**CHALLENGE:** Pull out every line of the listing below where "gouv" appears.

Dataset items
>>

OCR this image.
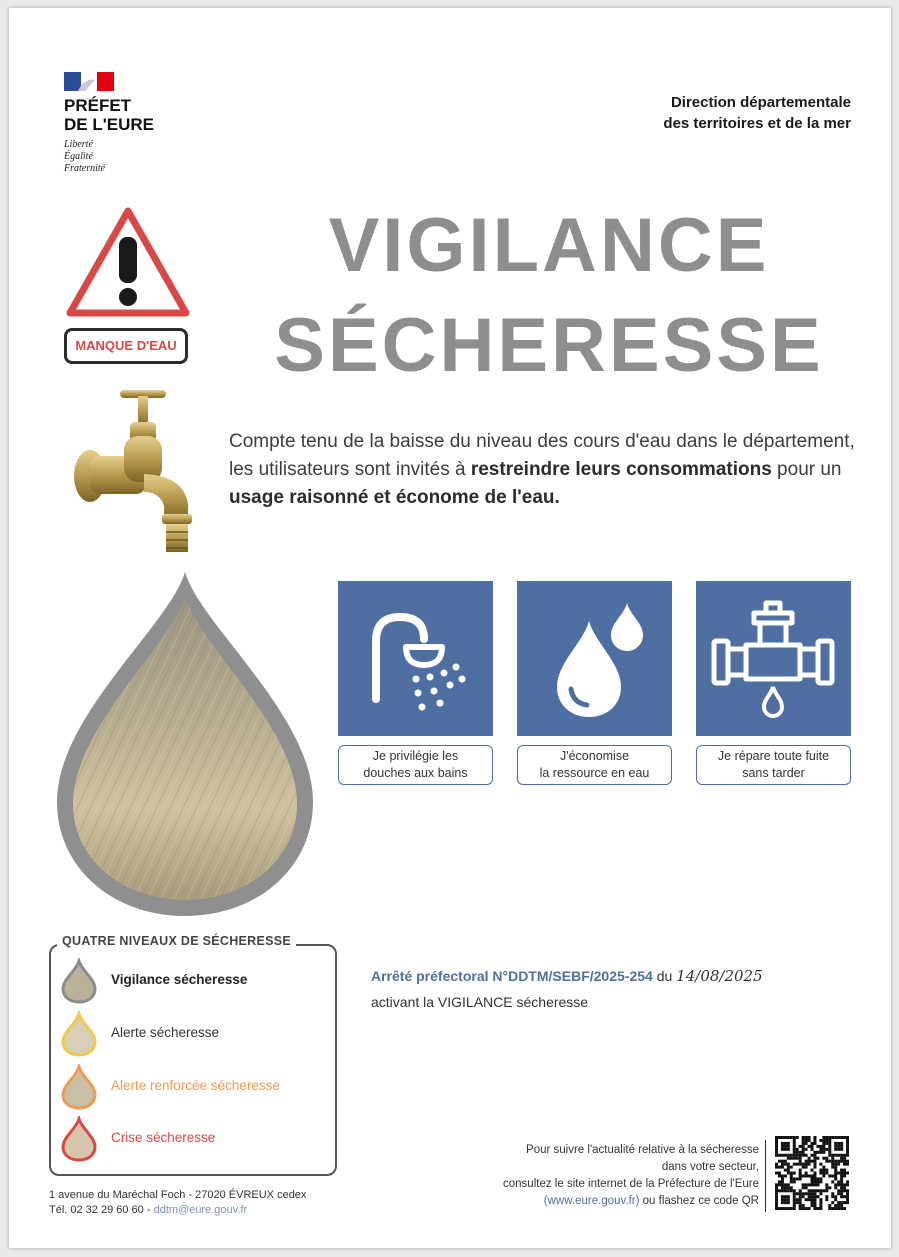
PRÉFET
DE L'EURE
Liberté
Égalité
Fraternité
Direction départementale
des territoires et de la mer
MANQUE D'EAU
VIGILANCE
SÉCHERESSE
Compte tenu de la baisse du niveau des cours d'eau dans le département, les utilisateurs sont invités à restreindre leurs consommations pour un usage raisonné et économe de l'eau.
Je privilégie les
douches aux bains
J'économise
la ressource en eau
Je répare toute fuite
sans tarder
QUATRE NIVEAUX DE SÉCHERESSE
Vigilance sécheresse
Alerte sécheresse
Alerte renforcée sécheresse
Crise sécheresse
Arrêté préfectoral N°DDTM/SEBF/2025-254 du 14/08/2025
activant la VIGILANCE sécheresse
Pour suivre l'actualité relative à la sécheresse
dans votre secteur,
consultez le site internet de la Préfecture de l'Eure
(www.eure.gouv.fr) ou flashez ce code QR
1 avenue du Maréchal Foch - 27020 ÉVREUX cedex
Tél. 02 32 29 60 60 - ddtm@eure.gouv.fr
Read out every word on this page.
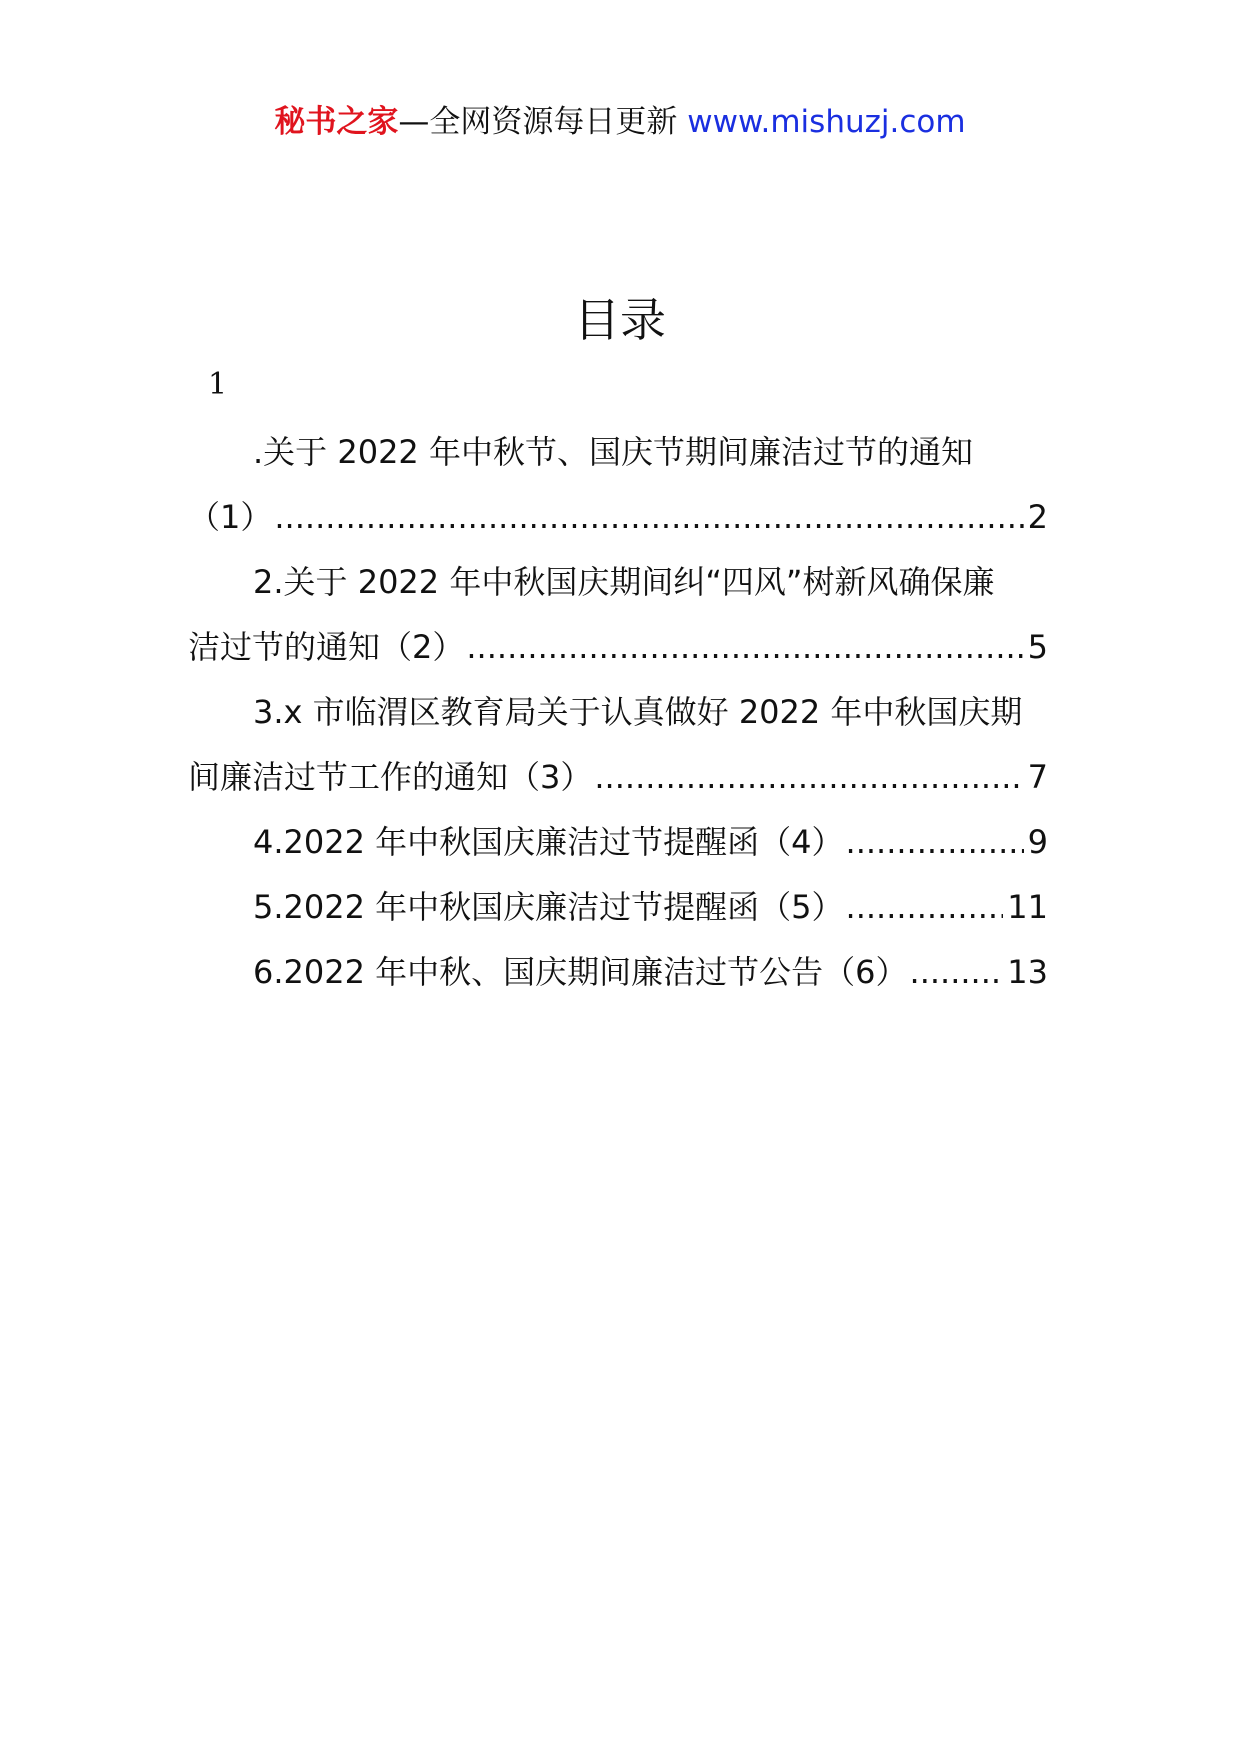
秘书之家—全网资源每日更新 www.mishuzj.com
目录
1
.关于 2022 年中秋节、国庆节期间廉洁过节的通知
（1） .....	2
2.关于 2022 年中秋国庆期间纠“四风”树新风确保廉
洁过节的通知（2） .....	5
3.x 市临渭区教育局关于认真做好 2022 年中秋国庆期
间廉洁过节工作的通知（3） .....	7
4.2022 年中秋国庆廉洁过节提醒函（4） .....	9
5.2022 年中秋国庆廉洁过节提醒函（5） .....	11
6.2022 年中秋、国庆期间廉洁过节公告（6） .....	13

<<

**EXERCISE RESULT:**
(www.eure.gouv.fr) ou flashez ce code QR
Tél. 02 32 29 60 60 - ddtm@eure.gouv.fr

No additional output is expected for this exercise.